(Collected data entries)
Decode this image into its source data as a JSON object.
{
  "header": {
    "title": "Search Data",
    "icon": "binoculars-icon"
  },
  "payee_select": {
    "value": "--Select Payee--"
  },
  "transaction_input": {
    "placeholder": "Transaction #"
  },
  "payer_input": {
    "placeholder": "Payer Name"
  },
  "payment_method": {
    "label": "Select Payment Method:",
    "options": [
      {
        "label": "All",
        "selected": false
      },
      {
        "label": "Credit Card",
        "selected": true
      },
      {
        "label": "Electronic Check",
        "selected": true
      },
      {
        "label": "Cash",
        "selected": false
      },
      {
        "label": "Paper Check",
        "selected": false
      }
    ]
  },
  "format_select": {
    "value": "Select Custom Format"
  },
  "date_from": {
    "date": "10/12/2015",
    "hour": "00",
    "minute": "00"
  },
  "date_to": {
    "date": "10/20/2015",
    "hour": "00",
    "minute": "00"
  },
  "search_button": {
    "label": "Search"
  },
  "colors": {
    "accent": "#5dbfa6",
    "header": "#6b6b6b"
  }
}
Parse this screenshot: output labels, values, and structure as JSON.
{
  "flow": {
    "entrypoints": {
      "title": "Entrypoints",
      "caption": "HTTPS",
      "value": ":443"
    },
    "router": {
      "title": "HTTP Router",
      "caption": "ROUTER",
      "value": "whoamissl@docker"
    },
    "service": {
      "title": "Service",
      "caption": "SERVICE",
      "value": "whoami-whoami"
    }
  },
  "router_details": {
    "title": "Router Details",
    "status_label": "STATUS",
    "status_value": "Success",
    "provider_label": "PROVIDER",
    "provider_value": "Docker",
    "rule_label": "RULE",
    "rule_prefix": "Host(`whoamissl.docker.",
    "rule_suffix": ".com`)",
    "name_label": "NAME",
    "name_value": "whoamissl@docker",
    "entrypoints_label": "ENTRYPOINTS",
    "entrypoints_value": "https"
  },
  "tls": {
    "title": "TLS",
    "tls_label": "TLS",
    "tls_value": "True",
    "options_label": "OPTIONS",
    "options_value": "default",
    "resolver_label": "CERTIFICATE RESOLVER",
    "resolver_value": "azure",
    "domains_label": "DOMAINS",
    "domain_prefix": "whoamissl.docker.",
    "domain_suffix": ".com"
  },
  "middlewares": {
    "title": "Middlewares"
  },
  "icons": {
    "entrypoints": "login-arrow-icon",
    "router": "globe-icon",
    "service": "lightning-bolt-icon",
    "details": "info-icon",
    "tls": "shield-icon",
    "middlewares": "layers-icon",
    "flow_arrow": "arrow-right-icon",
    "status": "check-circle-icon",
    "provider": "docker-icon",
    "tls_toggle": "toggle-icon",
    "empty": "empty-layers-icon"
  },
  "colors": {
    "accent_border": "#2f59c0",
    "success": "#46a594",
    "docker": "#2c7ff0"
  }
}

_Requirements:_
Each entry must be reproduced verbatim.

_Answer in full:_
Decode this image into its source data as a JSON object.
{
  "header": {
    "title": "Search Data",
    "icon": "binoculars-icon"
  },
  "payee_select": {
    "value": "--Select Payee--"
  },
  "transaction_input": {
    "placeholder": "Transaction #"
  },
  "payer_input": {
    "placeholder": "Payer Name"
  },
  "payment_method": {
    "label": "Select Payment Method:",
    "options": [
      {
        "label": "All",
        "selected": false
      },
      {
        "label": "Credit Card",
        "selected": true
      },
      {
        "label": "Electronic Check",
        "selected": true
      },
      {
        "label": "Cash",
        "selected": false
      },
      {
        "label": "Paper Check",
        "selected": false
      }
    ]
  },
  "format_select": {
    "value": "Select Custom Format"
  },
  "date_from": {
    "date": "10/12/2015",
    "hour": "00",
    "minute": "00"
  },
  "date_to": {
    "date": "10/20/2015",
    "hour": "00",
    "minute": "00"
  },
  "search_button": {
    "label": "Search"
  },
  "colors": {
    "accent": "#5dbfa6",
    "header": "#6b6b6b"
  }
}
Parse this screenshot: output labels, values, and structure as JSON.
{
  "flow": {
    "entrypoints": {
      "title": "Entrypoints",
      "caption": "HTTPS",
      "value": ":443"
    },
    "router": {
      "title": "HTTP Router",
      "caption": "ROUTER",
      "value": "whoamissl@docker"
    },
    "service": {
      "title": "Service",
      "caption": "SERVICE",
      "value": "whoami-whoami"
    }
  },
  "router_details": {
    "title": "Router Details",
    "status_label": "STATUS",
    "status_value": "Success",
    "provider_label": "PROVIDER",
    "provider_value": "Docker",
    "rule_label": "RULE",
    "rule_prefix": "Host(`whoamissl.docker.",
    "rule_suffix": ".com`)",
    "name_label": "NAME",
    "name_value": "whoamissl@docker",
    "entrypoints_label": "ENTRYPOINTS",
    "entrypoints_value": "https"
  },
  "tls": {
    "title": "TLS",
    "tls_label": "TLS",
    "tls_value": "True",
    "options_label": "OPTIONS",
    "options_value": "default",
    "resolver_label": "CERTIFICATE RESOLVER",
    "resolver_value": "azure",
    "domains_label": "DOMAINS",
    "domain_prefix": "whoamissl.docker.",
    "domain_suffix": ".com"
  },
  "middlewares": {
    "title": "Middlewares"
  },
  "icons": {
    "entrypoints": "login-arrow-icon",
    "router": "globe-icon",
    "service": "lightning-bolt-icon",
    "details": "info-icon",
    "tls": "shield-icon",
    "middlewares": "layers-icon",
    "flow_arrow": "arrow-right-icon",
    "status": "check-circle-icon",
    "provider": "docker-icon",
    "tls_toggle": "toggle-icon",
    "empty": "empty-layers-icon"
  },
  "colors": {
    "accent_border": "#2f59c0",
    "success": "#46a594",
    "docker": "#2c7ff0"
  }
}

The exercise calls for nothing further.